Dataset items

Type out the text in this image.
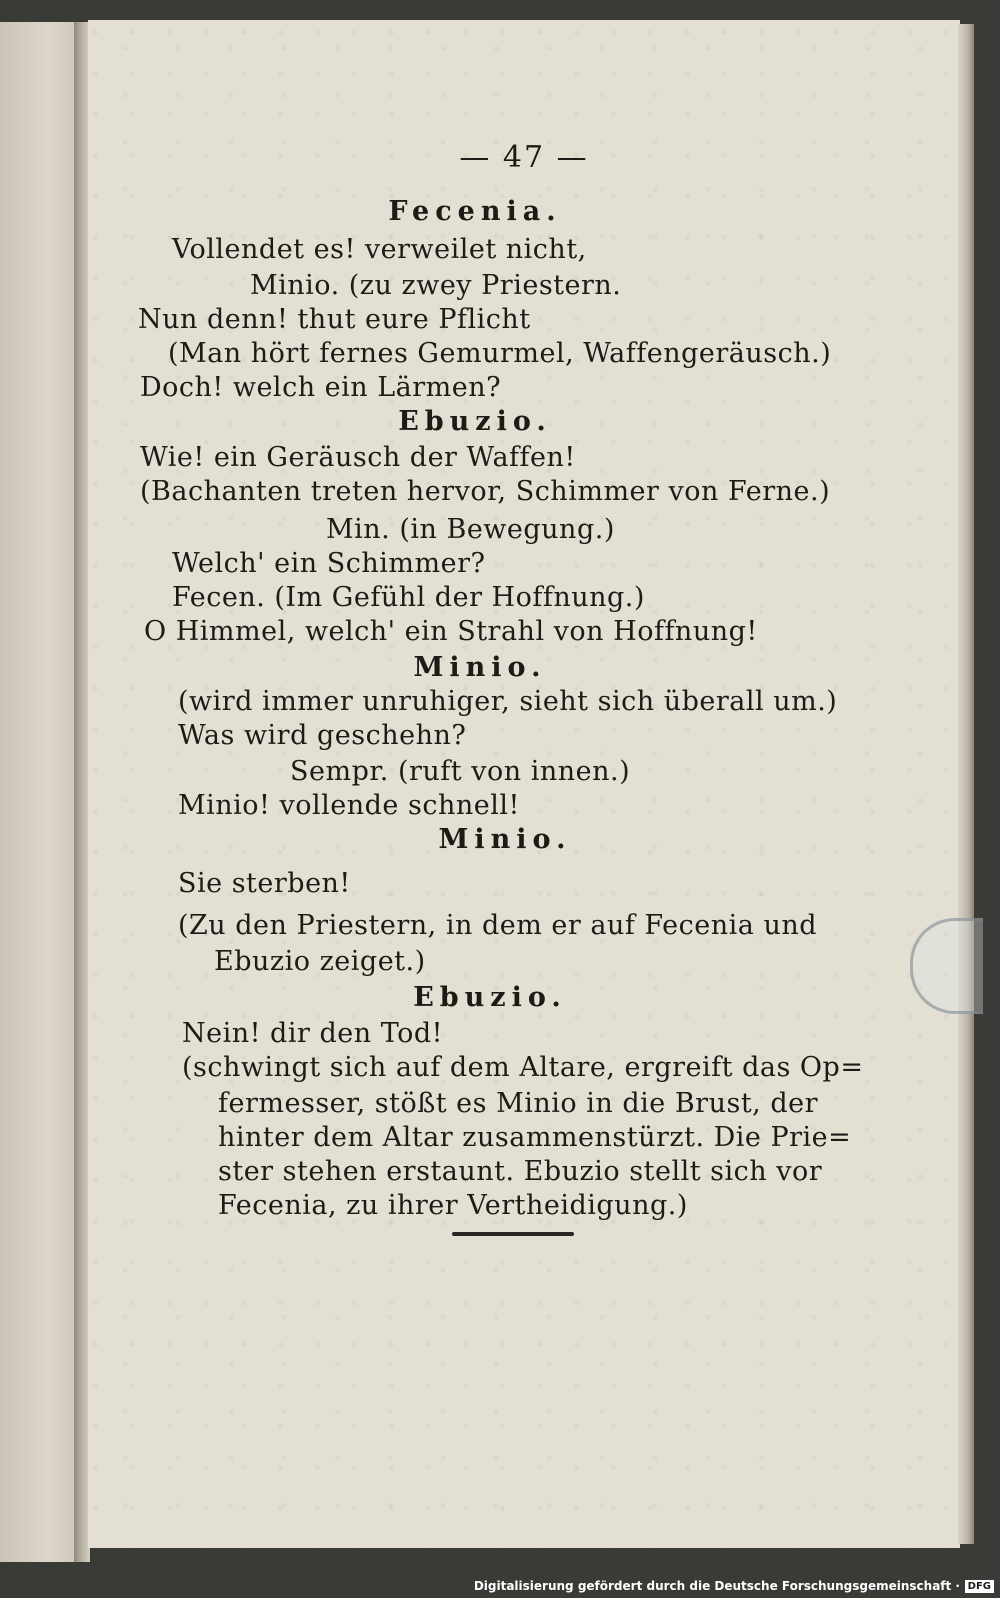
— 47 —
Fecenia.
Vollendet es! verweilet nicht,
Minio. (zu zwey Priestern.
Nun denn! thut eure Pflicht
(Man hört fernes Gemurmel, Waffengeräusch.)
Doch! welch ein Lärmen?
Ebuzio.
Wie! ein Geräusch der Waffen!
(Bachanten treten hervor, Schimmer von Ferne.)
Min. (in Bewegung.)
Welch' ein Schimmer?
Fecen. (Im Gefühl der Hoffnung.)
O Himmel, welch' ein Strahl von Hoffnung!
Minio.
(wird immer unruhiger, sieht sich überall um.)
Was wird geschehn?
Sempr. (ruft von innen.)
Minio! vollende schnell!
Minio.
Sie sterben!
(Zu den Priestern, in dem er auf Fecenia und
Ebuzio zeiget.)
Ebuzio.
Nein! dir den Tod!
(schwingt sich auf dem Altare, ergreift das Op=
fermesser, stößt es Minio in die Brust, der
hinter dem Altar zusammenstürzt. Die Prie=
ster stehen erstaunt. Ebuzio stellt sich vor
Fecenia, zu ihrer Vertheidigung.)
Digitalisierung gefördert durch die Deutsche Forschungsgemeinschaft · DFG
==
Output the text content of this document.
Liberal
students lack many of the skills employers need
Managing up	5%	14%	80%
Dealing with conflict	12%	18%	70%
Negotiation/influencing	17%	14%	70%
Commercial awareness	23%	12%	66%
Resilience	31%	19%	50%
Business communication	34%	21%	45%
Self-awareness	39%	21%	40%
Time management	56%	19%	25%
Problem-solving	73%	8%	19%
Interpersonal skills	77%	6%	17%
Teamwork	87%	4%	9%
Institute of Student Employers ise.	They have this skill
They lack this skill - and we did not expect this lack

→ YOUR TASK: Scan the records above and report how many lines include the word "Schimmer", without any other text.

→ TASK RESPONSE: 2